<<<<
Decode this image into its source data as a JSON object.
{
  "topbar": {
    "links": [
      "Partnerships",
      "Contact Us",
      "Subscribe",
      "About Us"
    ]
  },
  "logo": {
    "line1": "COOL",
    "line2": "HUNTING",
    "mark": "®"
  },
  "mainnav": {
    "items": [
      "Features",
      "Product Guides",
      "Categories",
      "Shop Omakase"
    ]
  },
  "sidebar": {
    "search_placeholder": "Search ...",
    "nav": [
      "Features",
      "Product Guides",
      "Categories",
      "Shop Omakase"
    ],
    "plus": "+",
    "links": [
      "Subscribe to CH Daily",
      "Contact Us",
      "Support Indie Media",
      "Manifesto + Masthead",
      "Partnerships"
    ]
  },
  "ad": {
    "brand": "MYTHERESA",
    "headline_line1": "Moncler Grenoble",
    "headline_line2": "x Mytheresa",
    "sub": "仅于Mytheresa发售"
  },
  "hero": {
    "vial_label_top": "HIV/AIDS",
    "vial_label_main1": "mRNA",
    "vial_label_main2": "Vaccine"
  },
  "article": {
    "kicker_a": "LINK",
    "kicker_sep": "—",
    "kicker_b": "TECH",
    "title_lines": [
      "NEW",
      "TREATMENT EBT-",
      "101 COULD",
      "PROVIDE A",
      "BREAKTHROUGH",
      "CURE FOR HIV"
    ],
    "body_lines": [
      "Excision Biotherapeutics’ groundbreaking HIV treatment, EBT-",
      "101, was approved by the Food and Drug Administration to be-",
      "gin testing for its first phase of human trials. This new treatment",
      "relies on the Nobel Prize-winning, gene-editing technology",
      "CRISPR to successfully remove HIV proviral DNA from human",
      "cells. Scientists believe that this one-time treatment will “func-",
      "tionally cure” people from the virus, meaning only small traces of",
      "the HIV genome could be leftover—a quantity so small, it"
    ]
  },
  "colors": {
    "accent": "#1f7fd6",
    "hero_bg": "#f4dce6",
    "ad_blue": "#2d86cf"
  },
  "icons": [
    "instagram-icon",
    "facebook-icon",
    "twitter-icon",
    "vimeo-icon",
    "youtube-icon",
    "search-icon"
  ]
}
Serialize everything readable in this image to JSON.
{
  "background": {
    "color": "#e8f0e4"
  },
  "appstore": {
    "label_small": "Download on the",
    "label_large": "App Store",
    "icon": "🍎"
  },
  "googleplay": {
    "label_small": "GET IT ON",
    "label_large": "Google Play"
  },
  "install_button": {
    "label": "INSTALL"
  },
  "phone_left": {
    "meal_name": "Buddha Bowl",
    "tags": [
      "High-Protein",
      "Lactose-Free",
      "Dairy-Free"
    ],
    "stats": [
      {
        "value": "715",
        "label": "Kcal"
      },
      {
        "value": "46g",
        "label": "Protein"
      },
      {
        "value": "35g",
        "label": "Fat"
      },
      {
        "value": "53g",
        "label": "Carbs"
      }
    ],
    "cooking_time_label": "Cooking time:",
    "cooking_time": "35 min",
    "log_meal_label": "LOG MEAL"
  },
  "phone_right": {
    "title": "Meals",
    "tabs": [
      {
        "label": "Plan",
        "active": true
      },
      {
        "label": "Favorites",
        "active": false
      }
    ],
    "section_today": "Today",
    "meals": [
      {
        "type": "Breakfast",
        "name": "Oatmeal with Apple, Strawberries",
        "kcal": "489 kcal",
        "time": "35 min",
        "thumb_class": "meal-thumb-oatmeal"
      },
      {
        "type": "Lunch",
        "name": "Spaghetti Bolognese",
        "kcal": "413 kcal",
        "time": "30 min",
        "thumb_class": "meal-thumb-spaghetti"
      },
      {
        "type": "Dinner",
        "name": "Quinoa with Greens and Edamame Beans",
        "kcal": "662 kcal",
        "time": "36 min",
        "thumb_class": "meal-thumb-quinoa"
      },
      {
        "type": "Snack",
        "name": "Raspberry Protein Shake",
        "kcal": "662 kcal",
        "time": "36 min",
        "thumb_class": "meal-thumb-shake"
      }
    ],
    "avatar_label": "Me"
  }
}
>>>>
# Goal of the exercise:
Repeat all the entries above without altering anything.

# Result of this exercise:
Decode this image into its source data as a JSON object.
{
  "topbar": {
    "links": [
      "Partnerships",
      "Contact Us",
      "Subscribe",
      "About Us"
    ]
  },
  "logo": {
    "line1": "COOL",
    "line2": "HUNTING",
    "mark": "®"
  },
  "mainnav": {
    "items": [
      "Features",
      "Product Guides",
      "Categories",
      "Shop Omakase"
    ]
  },
  "sidebar": {
    "search_placeholder": "Search ...",
    "nav": [
      "Features",
      "Product Guides",
      "Categories",
      "Shop Omakase"
    ],
    "plus": "+",
    "links": [
      "Subscribe to CH Daily",
      "Contact Us",
      "Support Indie Media",
      "Manifesto + Masthead",
      "Partnerships"
    ]
  },
  "ad": {
    "brand": "MYTHERESA",
    "headline_line1": "Moncler Grenoble",
    "headline_line2": "x Mytheresa",
    "sub": "仅于Mytheresa发售"
  },
  "hero": {
    "vial_label_top": "HIV/AIDS",
    "vial_label_main1": "mRNA",
    "vial_label_main2": "Vaccine"
  },
  "article": {
    "kicker_a": "LINK",
    "kicker_sep": "—",
    "kicker_b": "TECH",
    "title_lines": [
      "NEW",
      "TREATMENT EBT-",
      "101 COULD",
      "PROVIDE A",
      "BREAKTHROUGH",
      "CURE FOR HIV"
    ],
    "body_lines": [
      "Excision Biotherapeutics’ groundbreaking HIV treatment, EBT-",
      "101, was approved by the Food and Drug Administration to be-",
      "gin testing for its first phase of human trials. This new treatment",
      "relies on the Nobel Prize-winning, gene-editing technology",
      "CRISPR to successfully remove HIV proviral DNA from human",
      "cells. Scientists believe that this one-time treatment will “func-",
      "tionally cure” people from the virus, meaning only small traces of",
      "the HIV genome could be leftover—a quantity so small, it"
    ]
  },
  "colors": {
    "accent": "#1f7fd6",
    "hero_bg": "#f4dce6",
    "ad_blue": "#2d86cf"
  },
  "icons": [
    "instagram-icon",
    "facebook-icon",
    "twitter-icon",
    "vimeo-icon",
    "youtube-icon",
    "search-icon"
  ]
}
Serialize everything readable in this image to JSON.
{
  "background": {
    "color": "#e8f0e4"
  },
  "appstore": {
    "label_small": "Download on the",
    "label_large": "App Store",
    "icon": "🍎"
  },
  "googleplay": {
    "label_small": "GET IT ON",
    "label_large": "Google Play"
  },
  "install_button": {
    "label": "INSTALL"
  },
  "phone_left": {
    "meal_name": "Buddha Bowl",
    "tags": [
      "High-Protein",
      "Lactose-Free",
      "Dairy-Free"
    ],
    "stats": [
      {
        "value": "715",
        "label": "Kcal"
      },
      {
        "value": "46g",
        "label": "Protein"
      },
      {
        "value": "35g",
        "label": "Fat"
      },
      {
        "value": "53g",
        "label": "Carbs"
      }
    ],
    "cooking_time_label": "Cooking time:",
    "cooking_time": "35 min",
    "log_meal_label": "LOG MEAL"
  },
  "phone_right": {
    "title": "Meals",
    "tabs": [
      {
        "label": "Plan",
        "active": true
      },
      {
        "label": "Favorites",
        "active": false
      }
    ],
    "section_today": "Today",
    "meals": [
      {
        "type": "Breakfast",
        "name": "Oatmeal with Apple, Strawberries",
        "kcal": "489 kcal",
        "time": "35 min",
        "thumb_class": "meal-thumb-oatmeal"
      },
      {
        "type": "Lunch",
        "name": "Spaghetti Bolognese",
        "kcal": "413 kcal",
        "time": "30 min",
        "thumb_class": "meal-thumb-spaghetti"
      },
      {
        "type": "Dinner",
        "name": "Quinoa with Greens and Edamame Beans",
        "kcal": "662 kcal",
        "time": "36 min",
        "thumb_class": "meal-thumb-quinoa"
      },
      {
        "type": "Snack",
        "name": "Raspberry Protein Shake",
        "kcal": "662 kcal",
        "time": "36 min",
        "thumb_class": "meal-thumb-shake"
      }
    ],
    "avatar_label": "Me"
  }
}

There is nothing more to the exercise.